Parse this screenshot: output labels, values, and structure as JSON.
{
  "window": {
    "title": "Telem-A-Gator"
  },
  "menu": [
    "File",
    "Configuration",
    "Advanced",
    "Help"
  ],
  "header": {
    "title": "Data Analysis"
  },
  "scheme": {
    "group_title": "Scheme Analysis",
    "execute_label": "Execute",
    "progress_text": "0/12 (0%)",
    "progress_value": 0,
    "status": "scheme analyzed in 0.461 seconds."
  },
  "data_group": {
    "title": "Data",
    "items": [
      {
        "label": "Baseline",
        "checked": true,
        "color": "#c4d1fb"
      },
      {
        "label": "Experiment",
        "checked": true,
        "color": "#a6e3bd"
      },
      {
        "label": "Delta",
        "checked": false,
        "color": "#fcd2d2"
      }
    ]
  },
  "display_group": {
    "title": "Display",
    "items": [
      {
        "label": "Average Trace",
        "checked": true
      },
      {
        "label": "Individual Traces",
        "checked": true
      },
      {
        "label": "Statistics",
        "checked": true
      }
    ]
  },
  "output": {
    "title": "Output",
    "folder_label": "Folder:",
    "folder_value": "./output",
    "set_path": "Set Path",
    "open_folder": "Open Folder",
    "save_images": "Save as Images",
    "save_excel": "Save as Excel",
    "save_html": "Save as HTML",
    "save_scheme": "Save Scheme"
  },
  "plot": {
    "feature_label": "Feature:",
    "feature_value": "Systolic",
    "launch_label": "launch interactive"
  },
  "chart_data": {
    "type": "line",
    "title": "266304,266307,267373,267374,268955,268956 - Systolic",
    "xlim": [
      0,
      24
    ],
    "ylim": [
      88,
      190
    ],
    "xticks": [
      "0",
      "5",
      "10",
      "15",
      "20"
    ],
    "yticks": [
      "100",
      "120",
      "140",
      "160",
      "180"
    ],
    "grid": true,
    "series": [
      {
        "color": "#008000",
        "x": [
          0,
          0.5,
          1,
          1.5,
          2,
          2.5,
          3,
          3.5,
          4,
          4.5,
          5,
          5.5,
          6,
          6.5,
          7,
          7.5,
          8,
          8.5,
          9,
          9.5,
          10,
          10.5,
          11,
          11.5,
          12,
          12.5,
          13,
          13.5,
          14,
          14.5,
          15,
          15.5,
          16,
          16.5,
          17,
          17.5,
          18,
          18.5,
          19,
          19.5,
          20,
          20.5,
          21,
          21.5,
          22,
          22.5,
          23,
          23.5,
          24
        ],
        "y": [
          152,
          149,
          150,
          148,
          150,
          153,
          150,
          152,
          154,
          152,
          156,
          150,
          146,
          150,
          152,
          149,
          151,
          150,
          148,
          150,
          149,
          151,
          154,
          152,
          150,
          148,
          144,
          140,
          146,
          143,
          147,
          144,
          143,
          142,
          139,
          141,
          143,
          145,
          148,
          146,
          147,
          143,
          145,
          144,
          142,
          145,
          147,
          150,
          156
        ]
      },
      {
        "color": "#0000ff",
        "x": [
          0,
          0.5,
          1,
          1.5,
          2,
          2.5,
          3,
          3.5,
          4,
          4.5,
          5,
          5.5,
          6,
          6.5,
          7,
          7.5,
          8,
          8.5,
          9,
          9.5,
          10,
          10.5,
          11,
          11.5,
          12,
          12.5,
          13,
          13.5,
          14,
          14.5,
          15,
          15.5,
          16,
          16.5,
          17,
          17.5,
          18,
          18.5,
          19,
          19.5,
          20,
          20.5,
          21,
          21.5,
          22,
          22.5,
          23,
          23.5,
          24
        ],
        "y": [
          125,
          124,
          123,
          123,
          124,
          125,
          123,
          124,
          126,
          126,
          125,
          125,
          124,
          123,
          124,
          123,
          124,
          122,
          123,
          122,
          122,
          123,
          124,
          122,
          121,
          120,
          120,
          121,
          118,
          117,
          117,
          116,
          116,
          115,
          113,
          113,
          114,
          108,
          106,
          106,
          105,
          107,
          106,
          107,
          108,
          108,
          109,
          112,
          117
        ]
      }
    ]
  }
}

Exercise instructions
From the records above, extract each line exactly as shown.

Result for this exercise
Parse this screenshot: output labels, values, and structure as JSON.
{
  "window": {
    "title": "Telem-A-Gator"
  },
  "menu": [
    "File",
    "Configuration",
    "Advanced",
    "Help"
  ],
  "header": {
    "title": "Data Analysis"
  },
  "scheme": {
    "group_title": "Scheme Analysis",
    "execute_label": "Execute",
    "progress_text": "0/12 (0%)",
    "progress_value": 0,
    "status": "scheme analyzed in 0.461 seconds."
  },
  "data_group": {
    "title": "Data",
    "items": [
      {
        "label": "Baseline",
        "checked": true,
        "color": "#c4d1fb"
      },
      {
        "label": "Experiment",
        "checked": true,
        "color": "#a6e3bd"
      },
      {
        "label": "Delta",
        "checked": false,
        "color": "#fcd2d2"
      }
    ]
  },
  "display_group": {
    "title": "Display",
    "items": [
      {
        "label": "Average Trace",
        "checked": true
      },
      {
        "label": "Individual Traces",
        "checked": true
      },
      {
        "label": "Statistics",
        "checked": true
      }
    ]
  },
  "output": {
    "title": "Output",
    "folder_label": "Folder:",
    "folder_value": "./output",
    "set_path": "Set Path",
    "open_folder": "Open Folder",
    "save_images": "Save as Images",
    "save_excel": "Save as Excel",
    "save_html": "Save as HTML",
    "save_scheme": "Save Scheme"
  },
  "plot": {
    "feature_label": "Feature:",
    "feature_value": "Systolic",
    "launch_label": "launch interactive"
  },
  "chart_data": {
    "type": "line",
    "title": "266304,266307,267373,267374,268955,268956 - Systolic",
    "xlim": [
      0,
      24
    ],
    "ylim": [
      88,
      190
    ],
    "xticks": [
      "0",
      "5",
      "10",
      "15",
      "20"
    ],
    "yticks": [
      "100",
      "120",
      "140",
      "160",
      "180"
    ],
    "grid": true,
    "series": [
      {
        "color": "#008000",
        "x": [
          0,
          0.5,
          1,
          1.5,
          2,
          2.5,
          3,
          3.5,
          4,
          4.5,
          5,
          5.5,
          6,
          6.5,
          7,
          7.5,
          8,
          8.5,
          9,
          9.5,
          10,
          10.5,
          11,
          11.5,
          12,
          12.5,
          13,
          13.5,
          14,
          14.5,
          15,
          15.5,
          16,
          16.5,
          17,
          17.5,
          18,
          18.5,
          19,
          19.5,
          20,
          20.5,
          21,
          21.5,
          22,
          22.5,
          23,
          23.5,
          24
        ],
        "y": [
          152,
          149,
          150,
          148,
          150,
          153,
          150,
          152,
          154,
          152,
          156,
          150,
          146,
          150,
          152,
          149,
          151,
          150,
          148,
          150,
          149,
          151,
          154,
          152,
          150,
          148,
          144,
          140,
          146,
          143,
          147,
          144,
          143,
          142,
          139,
          141,
          143,
          145,
          148,
          146,
          147,
          143,
          145,
          144,
          142,
          145,
          147,
          150,
          156
        ]
      },
      {
        "color": "#0000ff",
        "x": [
          0,
          0.5,
          1,
          1.5,
          2,
          2.5,
          3,
          3.5,
          4,
          4.5,
          5,
          5.5,
          6,
          6.5,
          7,
          7.5,
          8,
          8.5,
          9,
          9.5,
          10,
          10.5,
          11,
          11.5,
          12,
          12.5,
          13,
          13.5,
          14,
          14.5,
          15,
          15.5,
          16,
          16.5,
          17,
          17.5,
          18,
          18.5,
          19,
          19.5,
          20,
          20.5,
          21,
          21.5,
          22,
          22.5,
          23,
          23.5,
          24
        ],
        "y": [
          125,
          124,
          123,
          123,
          124,
          125,
          123,
          124,
          126,
          126,
          125,
          125,
          124,
          123,
          124,
          123,
          124,
          122,
          123,
          122,
          122,
          123,
          124,
          122,
          121,
          120,
          120,
          121,
          118,
          117,
          117,
          116,
          116,
          115,
          113,
          113,
          114,
          108,
          106,
          106,
          105,
          107,
          106,
          107,
          108,
          108,
          109,
          112,
          117
        ]
      }
    ]
  }
}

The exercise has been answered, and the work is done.